(Written task):
Would you pull out every line of the material that contains the string "projection"?

(Data for this exercise):
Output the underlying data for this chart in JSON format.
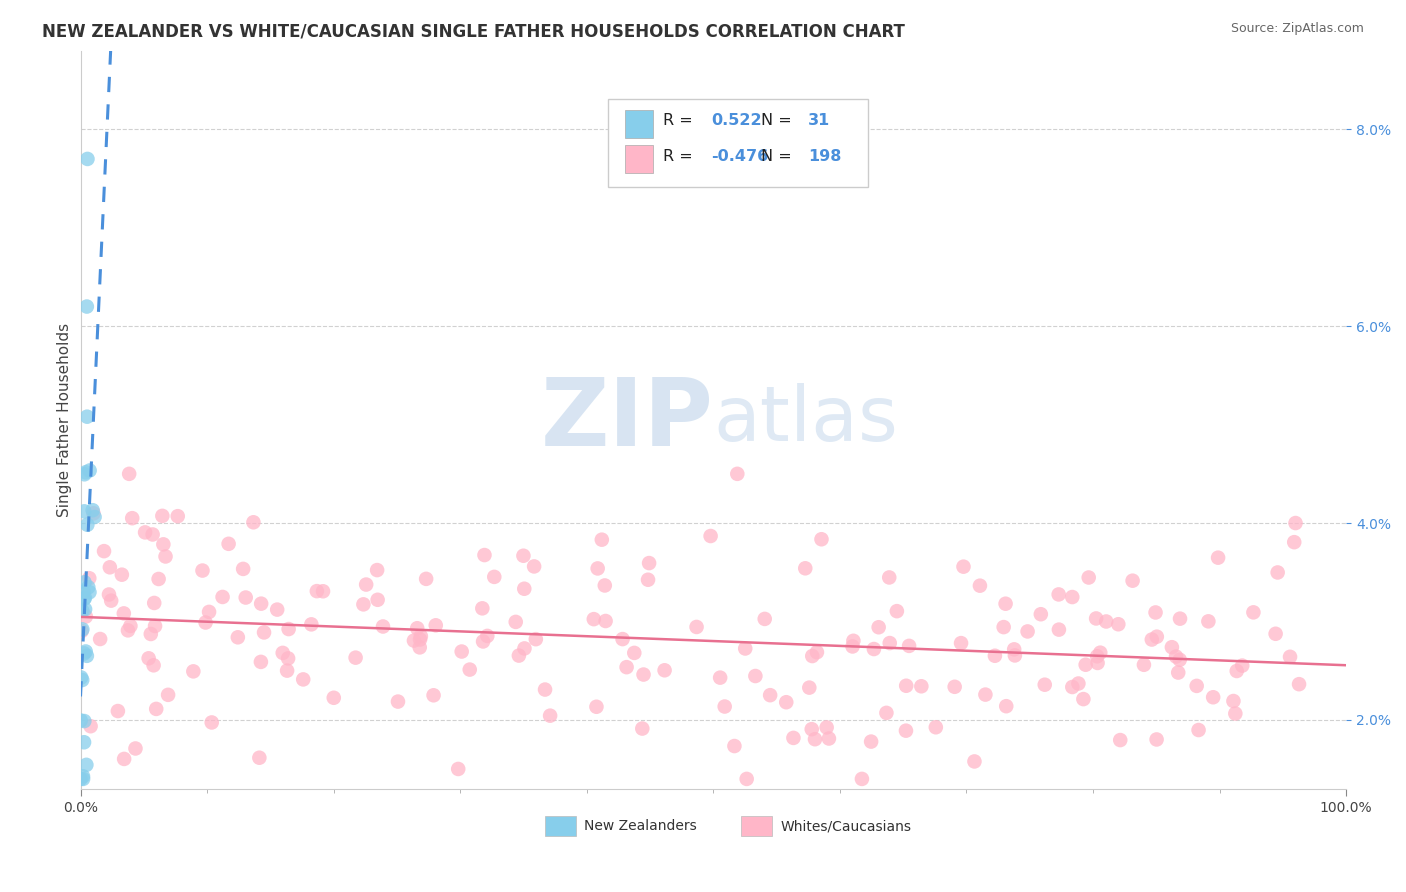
{
  "title": "NEW ZEALANDER VS WHITE/CAUCASIAN SINGLE FATHER HOUSEHOLDS CORRELATION CHART",
  "source": "Source: ZipAtlas.com",
  "ylabel": "Single Father Households",
  "xlim": [
    0.0,
    1.0
  ],
  "ylim": [
    0.013,
    0.088
  ],
  "yticks": [
    0.02,
    0.04,
    0.06,
    0.08
  ],
  "ytick_labels": [
    "2.0%",
    "4.0%",
    "6.0%",
    "8.0%"
  ],
  "xticks": [
    0.0,
    1.0
  ],
  "xtick_labels": [
    "0.0%",
    "100.0%"
  ],
  "nz_color": "#87CEEB",
  "white_color": "#FFB6C8",
  "nz_trend_color": "#4a8fdb",
  "white_trend_color": "#e87090",
  "nz_R": 0.522,
  "nz_N": 31,
  "white_R": -0.476,
  "white_N": 198,
  "watermark_zip": "ZIP",
  "watermark_atlas": "atlas",
  "background_color": "#ffffff",
  "grid_color": "#cccccc",
  "title_fontsize": 12,
  "axis_label_fontsize": 11,
  "tick_fontsize": 10,
  "legend_label_nz": "New Zealanders",
  "legend_label_white": "Whites/Caucasians"
}
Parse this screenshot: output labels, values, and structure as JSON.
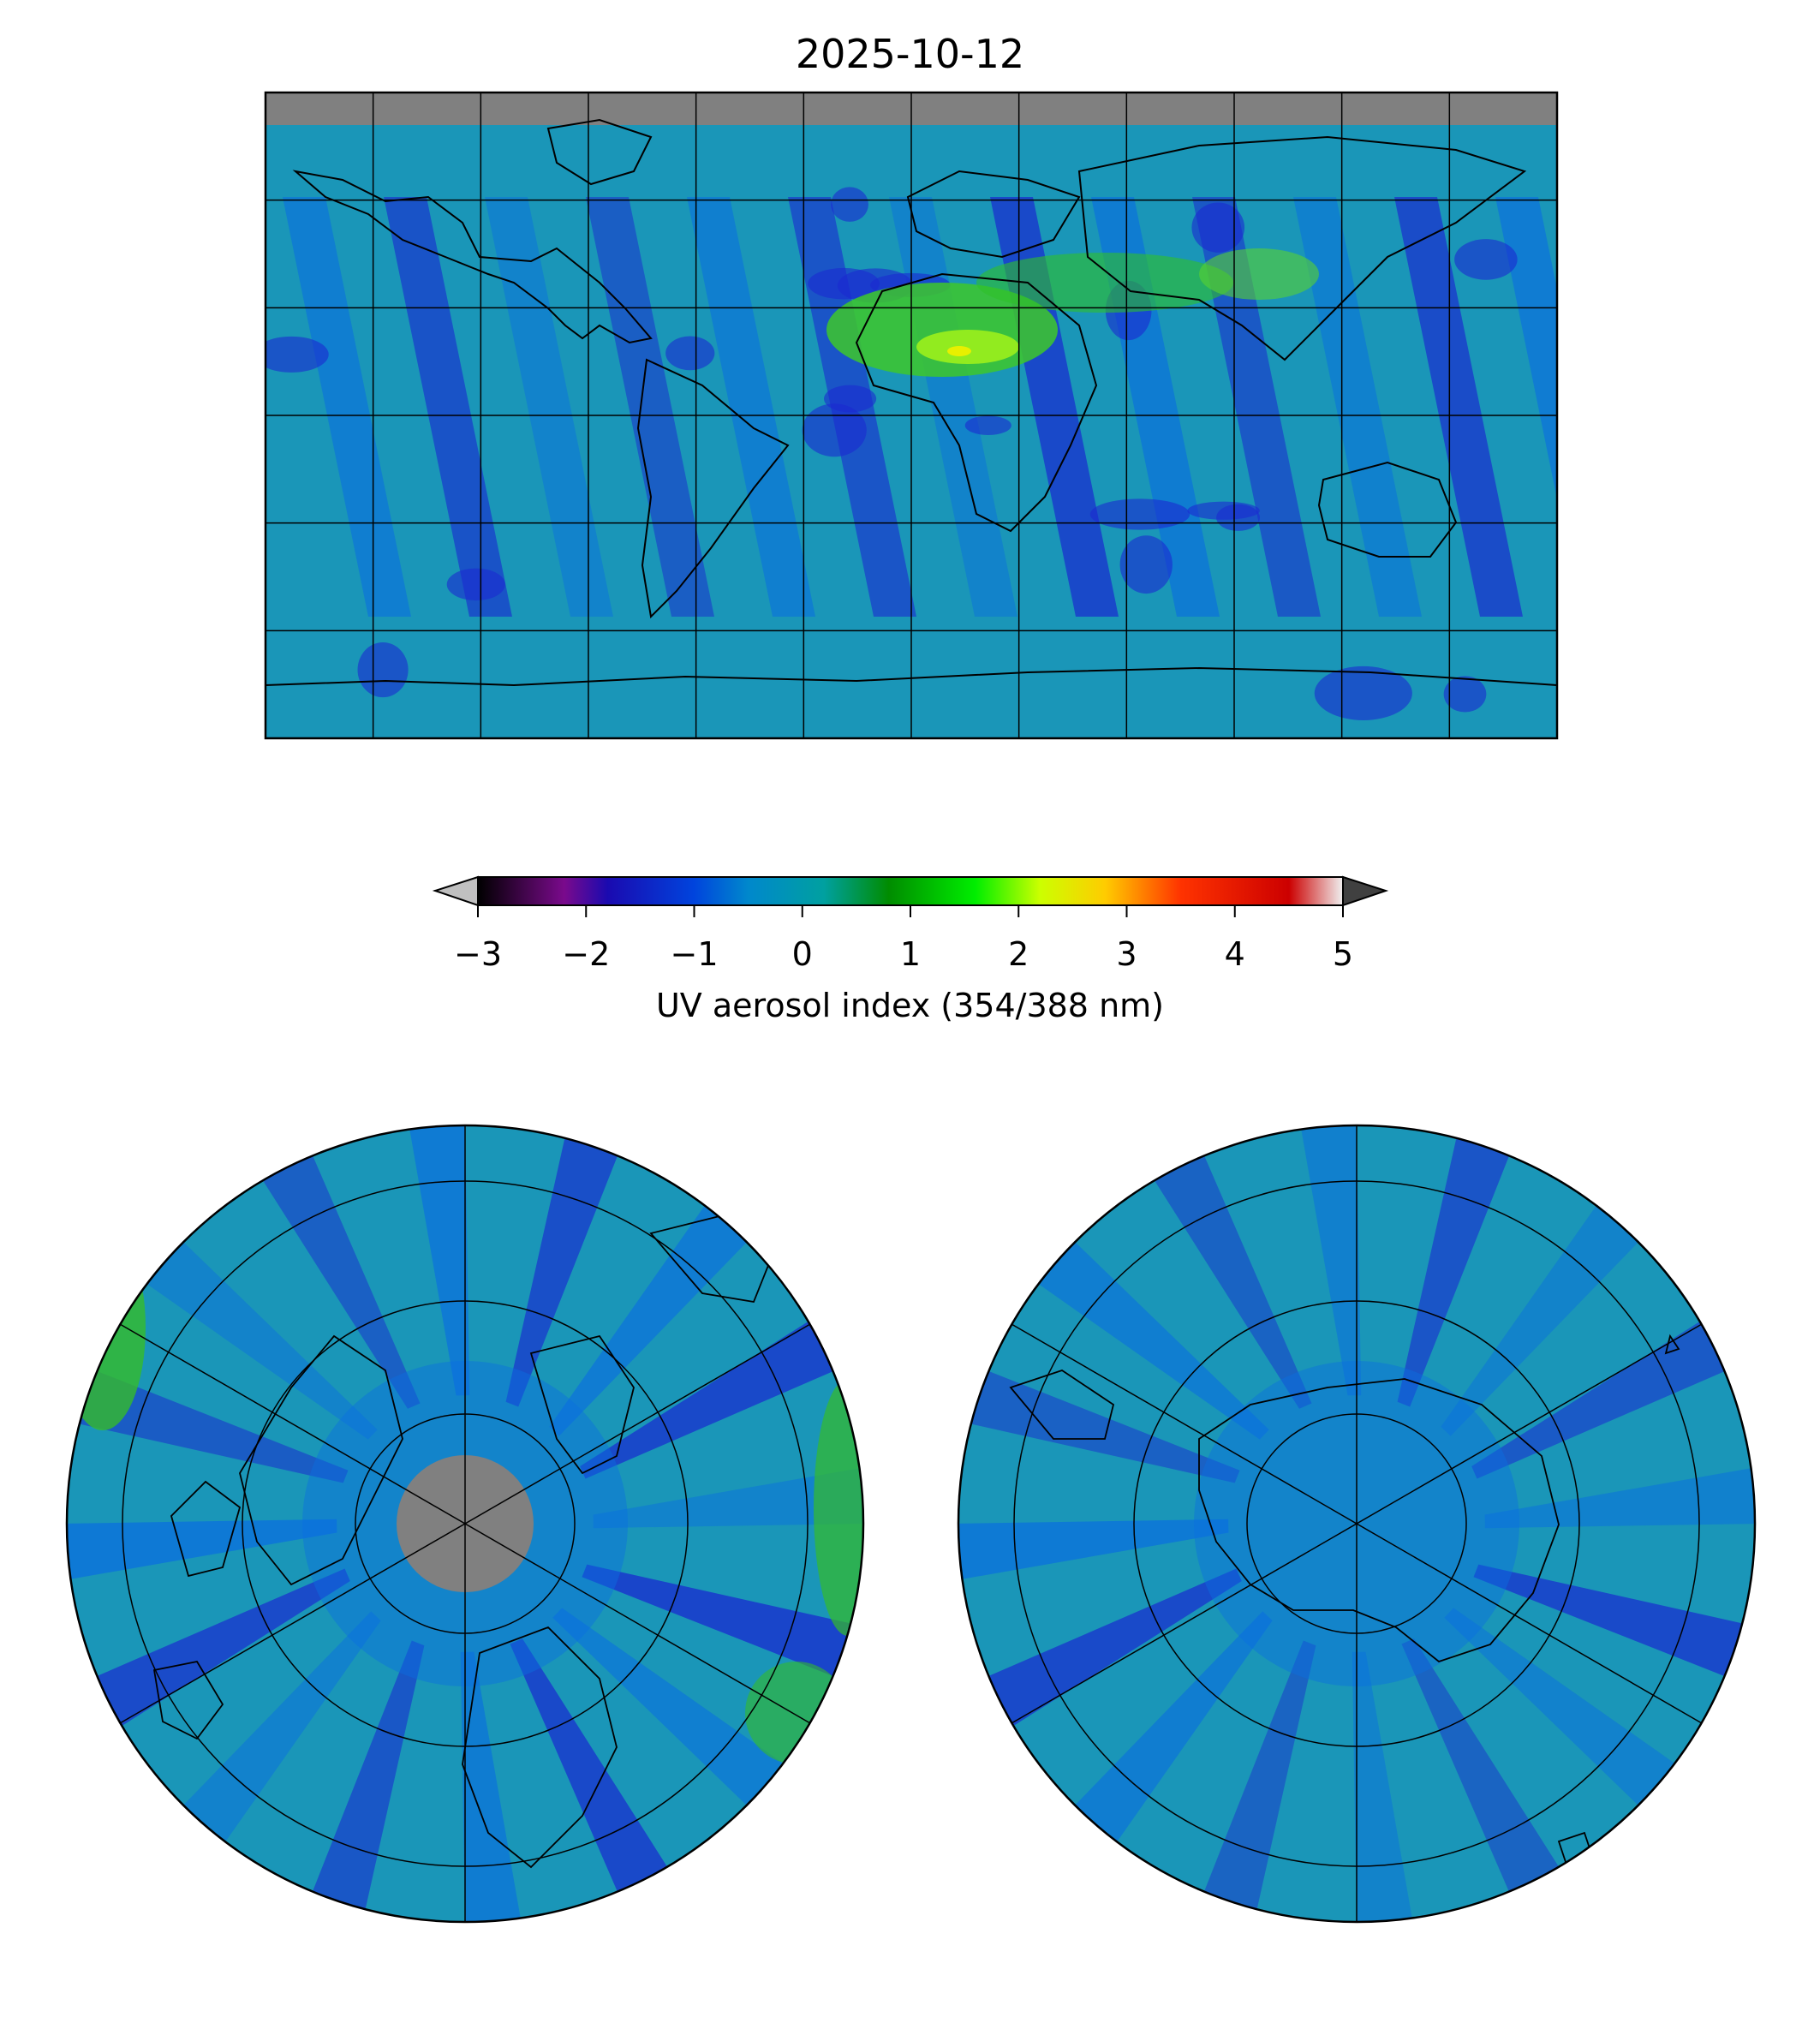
{
  "title": "2025-10-12",
  "colorbar": {
    "label": "UV aerosol index (354/388 nm)",
    "ticks": [
      {
        "value": -3,
        "label": "−3"
      },
      {
        "value": -2,
        "label": "−2"
      },
      {
        "value": -1,
        "label": "−1"
      },
      {
        "value": 0,
        "label": "0"
      },
      {
        "value": 1,
        "label": "1"
      },
      {
        "value": 2,
        "label": "2"
      },
      {
        "value": 3,
        "label": "3"
      },
      {
        "value": 4,
        "label": "4"
      },
      {
        "value": 5,
        "label": "5"
      }
    ],
    "range": [
      -3,
      5
    ],
    "extend": "both",
    "under_color": "#c0c0c0",
    "over_color": "#404040",
    "stops": [
      {
        "value": -3.0,
        "color": "#000000"
      },
      {
        "value": -2.2,
        "color": "#7a0a8c"
      },
      {
        "value": -1.8,
        "color": "#1a0ab0"
      },
      {
        "value": -1.0,
        "color": "#0044dd"
      },
      {
        "value": -0.5,
        "color": "#0088cc"
      },
      {
        "value": 0.2,
        "color": "#00a0a0"
      },
      {
        "value": 0.8,
        "color": "#008c00"
      },
      {
        "value": 1.6,
        "color": "#00ee00"
      },
      {
        "value": 2.2,
        "color": "#ccff00"
      },
      {
        "value": 2.8,
        "color": "#ffcc00"
      },
      {
        "value": 3.5,
        "color": "#ff3300"
      },
      {
        "value": 4.5,
        "color": "#cc0000"
      },
      {
        "value": 5.0,
        "color": "#f0f0f0"
      }
    ]
  },
  "maps": {
    "global": {
      "projection": "equirectangular",
      "gridlines": true,
      "missing_color": "#808080",
      "background": "#1a9ab0"
    },
    "north_polar": {
      "projection": "north polar stereographic",
      "gridlines": true,
      "missing_color": "#808080"
    },
    "south_polar": {
      "projection": "south polar stereographic",
      "gridlines": true
    }
  },
  "colors": {
    "ocean_base": "#1a96b8",
    "swath_low": "#1a2ad0",
    "swath_mid": "#0a6ee0",
    "dust_high": "#4ccd2a",
    "dust_peak": "#d8f000",
    "coastline": "#000000"
  }
}
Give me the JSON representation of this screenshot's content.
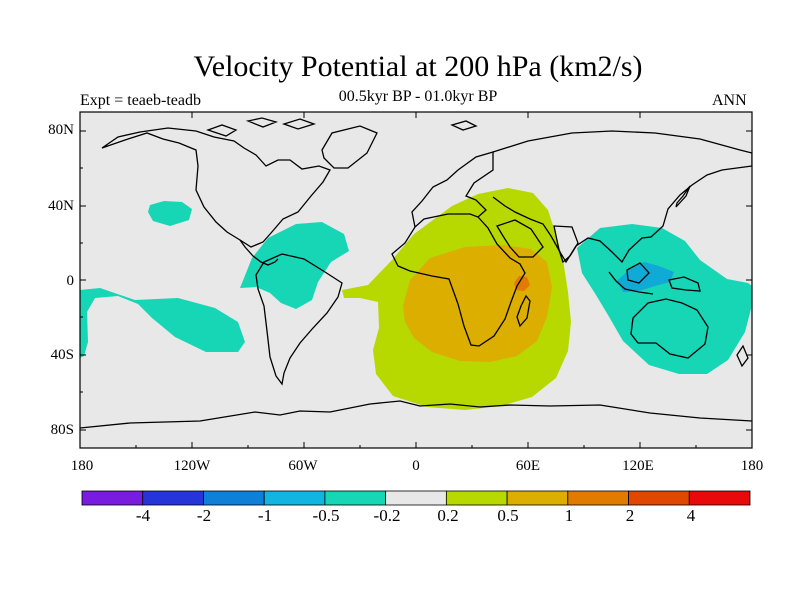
{
  "title": "Velocity Potential at 200 hPa (km2/s)",
  "subtitle": "00.5kyr BP - 01.0kyr BP",
  "experiment": "Expt = teaeb-teadb",
  "season": "ANN",
  "map": {
    "projection": "cylindrical equidistant",
    "lon_range": [
      -180,
      180
    ],
    "lat_range": [
      -90,
      90
    ],
    "ocean_color": "#e8e8e8",
    "coast_color": "#000000",
    "y_tick_labels": [
      "80N",
      "40N",
      "0",
      "40S",
      "80S"
    ],
    "x_tick_labels": [
      "180",
      "120W",
      "60W",
      "0",
      "60E",
      "120E",
      "180"
    ]
  },
  "colorbar": {
    "colors": [
      "#7a1be0",
      "#2535d9",
      "#0f80d8",
      "#12b4e0",
      "#16d6b6",
      "#e8e8e8",
      "#b7d900",
      "#dcae00",
      "#e07b00",
      "#e04800",
      "#e80a0a"
    ],
    "labels": [
      "-4",
      "-2",
      "-1",
      "-0.5",
      "-0.2",
      "0.2",
      "0.5",
      "1",
      "2",
      "4"
    ]
  }
}
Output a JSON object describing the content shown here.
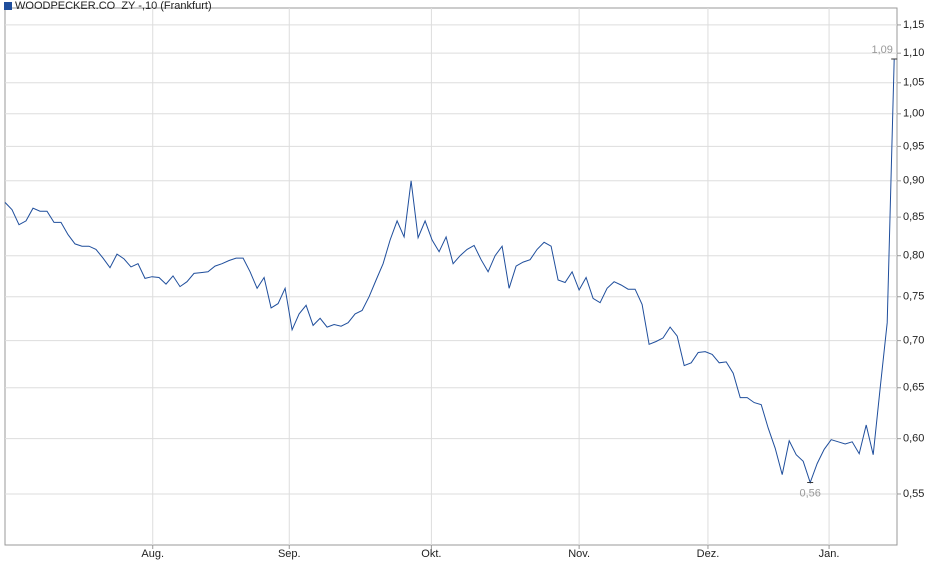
{
  "chart_data": {
    "type": "line",
    "series": [
      {
        "name": "WOODPECKER.CO  ZY -,10 (Frankfurt)",
        "color": "#1f4e9c",
        "values": [
          0.87,
          0.86,
          0.84,
          0.845,
          0.862,
          0.858,
          0.858,
          0.843,
          0.843,
          0.827,
          0.815,
          0.812,
          0.812,
          0.808,
          0.797,
          0.785,
          0.802,
          0.796,
          0.786,
          0.79,
          0.772,
          0.774,
          0.773,
          0.765,
          0.775,
          0.762,
          0.768,
          0.778,
          0.779,
          0.78,
          0.787,
          0.79,
          0.794,
          0.797,
          0.797,
          0.78,
          0.76,
          0.773,
          0.737,
          0.742,
          0.76,
          0.712,
          0.73,
          0.74,
          0.717,
          0.725,
          0.715,
          0.718,
          0.716,
          0.72,
          0.73,
          0.734,
          0.75,
          0.77,
          0.79,
          0.82,
          0.845,
          0.824,
          0.9,
          0.823,
          0.845,
          0.82,
          0.805,
          0.824,
          0.79,
          0.8,
          0.808,
          0.813,
          0.795,
          0.78,
          0.8,
          0.812,
          0.76,
          0.787,
          0.792,
          0.795,
          0.808,
          0.817,
          0.812,
          0.77,
          0.767,
          0.78,
          0.758,
          0.773,
          0.748,
          0.743,
          0.76,
          0.768,
          0.764,
          0.759,
          0.759,
          0.741,
          0.696,
          0.699,
          0.703,
          0.715,
          0.705,
          0.673,
          0.676,
          0.687,
          0.688,
          0.685,
          0.676,
          0.677,
          0.665,
          0.64,
          0.64,
          0.635,
          0.633,
          0.61,
          0.591,
          0.567,
          0.598,
          0.585,
          0.579,
          0.56,
          0.577,
          0.59,
          0.599,
          0.597,
          0.595,
          0.597,
          0.586,
          0.613,
          0.585,
          0.65,
          0.72,
          1.09
        ]
      }
    ],
    "annotations": [
      {
        "text": "1,09",
        "value": 1.09
      },
      {
        "text": "0,56",
        "value": 0.56
      }
    ],
    "log_scale": true,
    "grid": true,
    "ylim": [
      0.5076,
      1.181
    ],
    "yticks": [
      {
        "value": 0.55,
        "label": "0,55"
      },
      {
        "value": 0.6,
        "label": "0,60"
      },
      {
        "value": 0.65,
        "label": "0,65"
      },
      {
        "value": 0.7,
        "label": "0,70"
      },
      {
        "value": 0.75,
        "label": "0,75"
      },
      {
        "value": 0.8,
        "label": "0,80"
      },
      {
        "value": 0.85,
        "label": "0,85"
      },
      {
        "value": 0.9,
        "label": "0,90"
      },
      {
        "value": 0.95,
        "label": "0,95"
      },
      {
        "value": 1.0,
        "label": "1,00"
      },
      {
        "value": 1.05,
        "label": "1,05"
      },
      {
        "value": 1.1,
        "label": "1,10"
      },
      {
        "value": 1.15,
        "label": "1,15"
      }
    ],
    "xlim": [
      0,
      127.4
    ],
    "xticks": [
      {
        "value": 21.1,
        "label": "Aug."
      },
      {
        "value": 40.6,
        "label": "Sep."
      },
      {
        "value": 60.9,
        "label": "Okt."
      },
      {
        "value": 82,
        "label": "Nov."
      },
      {
        "value": 100.4,
        "label": "Dez."
      },
      {
        "value": 117.7,
        "label": "Jan."
      }
    ]
  }
}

(Worked solution):
      "projection": "equirectangular",
      "projection": "north polar stereographic",
      "projection": "south polar stereographic",
    "projection": "cylindrical equidistant",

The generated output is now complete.